** start Extract provided **
So…What follows here was originally going to be part of a Gaming Hall of Fame feature. However things never quite worked out. So I decided to formulate it into a stand alone article. Why am I telling you this you ask? Well I’ll tell you. It’s because I needed an introduction and couldn’t quite think of one, so I just rambled on until I got to a point where I could stop and start a new paragraph. I’m not quite there yet I know, but I’m going to start a new paragraph anyway…enjoy.
Ocarina of Time…What a game! I don’t think I’m stretching it when I say that it’s one of the best games ever made. You know what? I’m not; it is, in my opinion, the best game ever made. OoT is a masterpiece, it has a story that grabs you and pulls you into the land of Hyrule. You are the outcast, the freak, the one who doesn’t belong. You also happen to be the only person who can save the world. There is something Dickensian about the story of a great hero from humble origins. The story is also quite dark in parts. You watch the death of your mentor and guardian, you learn of the murder of your mother, you see a kingdom fall and the princess kidnapped. So yeah it’s dark in parts (for its time anyway). The game plays well too (even today), the controls make sense and work well. You can still sit down today and waste a full day growing from a child of the forest to the hero of time. I can also guarantee that it will still be as enjoyable as you remember. Sure nowadays games have evolved and are sharper than the days of the N64, games are longer today, we get voice overs as opposed to annoying text and we have a second analogue stick to move cameras, but OoT powers through the limitations of the day and creates a deep and enjoyable experience. There is a reason OoT is considered a gaming great and that is because it’s that, damn, good!
Let’s start at the start. You don’t have a fairy! Everyone else does and you don’t. No need to worry though because the most annoying fairy you’ll ever meet is on his/hers/its way to guide you. From here the adventure begins. At its basis Ocarina is a tale of the boy who doesn’t belong, the outcast. You are sent from the place you never truly belonged into a big and scary world, with a simple task; deliver a letter to the princess. That’s it. It’s simple… right? From here things go bad and you are the last hope for the world. Now by today’s standards there isn’t a great deal of story telling in OoT. By that I mean we don’t get many cut scenes and long dialogue sections. The story is told through active game play, you know because it’s a game. You feel for Link, a child forced to grow before his time. You see that he is faced with trials that push him to his very limits. Sometimes you don’t need fancy FMVs to display a story, sometimes that story can be more subtle than that.
** end Extract provided **
** start Dataset excerpts **
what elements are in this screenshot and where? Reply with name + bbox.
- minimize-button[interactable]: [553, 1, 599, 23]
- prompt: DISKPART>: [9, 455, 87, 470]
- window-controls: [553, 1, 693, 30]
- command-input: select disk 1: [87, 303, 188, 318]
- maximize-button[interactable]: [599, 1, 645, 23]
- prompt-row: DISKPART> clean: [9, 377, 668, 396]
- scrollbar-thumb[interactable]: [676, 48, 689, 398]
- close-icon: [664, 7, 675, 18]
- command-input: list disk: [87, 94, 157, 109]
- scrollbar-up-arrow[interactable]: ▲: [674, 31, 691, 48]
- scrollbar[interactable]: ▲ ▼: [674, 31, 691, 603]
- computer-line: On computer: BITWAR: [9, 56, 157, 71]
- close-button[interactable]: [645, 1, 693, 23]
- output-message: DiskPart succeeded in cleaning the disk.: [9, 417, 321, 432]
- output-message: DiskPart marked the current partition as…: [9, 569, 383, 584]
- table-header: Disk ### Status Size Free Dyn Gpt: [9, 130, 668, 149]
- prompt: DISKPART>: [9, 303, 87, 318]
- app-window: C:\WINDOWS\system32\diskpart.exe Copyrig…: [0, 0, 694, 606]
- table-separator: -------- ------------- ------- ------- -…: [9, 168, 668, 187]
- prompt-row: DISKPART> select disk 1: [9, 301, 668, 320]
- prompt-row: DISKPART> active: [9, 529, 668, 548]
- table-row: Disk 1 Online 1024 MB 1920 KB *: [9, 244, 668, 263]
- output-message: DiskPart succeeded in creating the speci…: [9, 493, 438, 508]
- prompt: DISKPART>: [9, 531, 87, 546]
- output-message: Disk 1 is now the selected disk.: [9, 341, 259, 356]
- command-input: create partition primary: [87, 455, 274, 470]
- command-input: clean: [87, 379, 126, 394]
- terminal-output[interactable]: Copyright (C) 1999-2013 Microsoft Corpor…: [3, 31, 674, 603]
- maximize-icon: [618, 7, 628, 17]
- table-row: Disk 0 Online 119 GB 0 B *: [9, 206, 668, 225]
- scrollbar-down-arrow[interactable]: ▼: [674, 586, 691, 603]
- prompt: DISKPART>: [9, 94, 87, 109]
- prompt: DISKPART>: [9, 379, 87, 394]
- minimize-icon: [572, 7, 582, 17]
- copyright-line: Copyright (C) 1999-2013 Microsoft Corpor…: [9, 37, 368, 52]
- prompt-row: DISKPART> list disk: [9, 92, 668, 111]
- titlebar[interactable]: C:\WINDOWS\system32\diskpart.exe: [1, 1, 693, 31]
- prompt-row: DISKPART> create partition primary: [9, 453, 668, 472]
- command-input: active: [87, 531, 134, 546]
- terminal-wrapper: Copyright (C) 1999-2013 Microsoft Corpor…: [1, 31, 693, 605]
** end Dataset excerpts **
▶ [Written exercise]:
Write out, word for word, the portion of the Ocarina of Time piece that begins at the words "So…What follows here" and stops after the words "new paragraph anyway…enjoy.". None of the data is needed here.

▶ [Full solution]:
So…What follows here was originally going to be part of a Gaming Hall of Fame feature. However things never quite worked out. So I decided to formulate it into a stand alone article. Why am I telling you this you ask? Well I’ll tell you. It’s because I needed an introduction and couldn’t quite think of one, so I just rambled on until I got to a point where I could stop and start a new paragraph. I’m not quite there yet I know, but I’m going to start a new paragraph anyway…enjoy.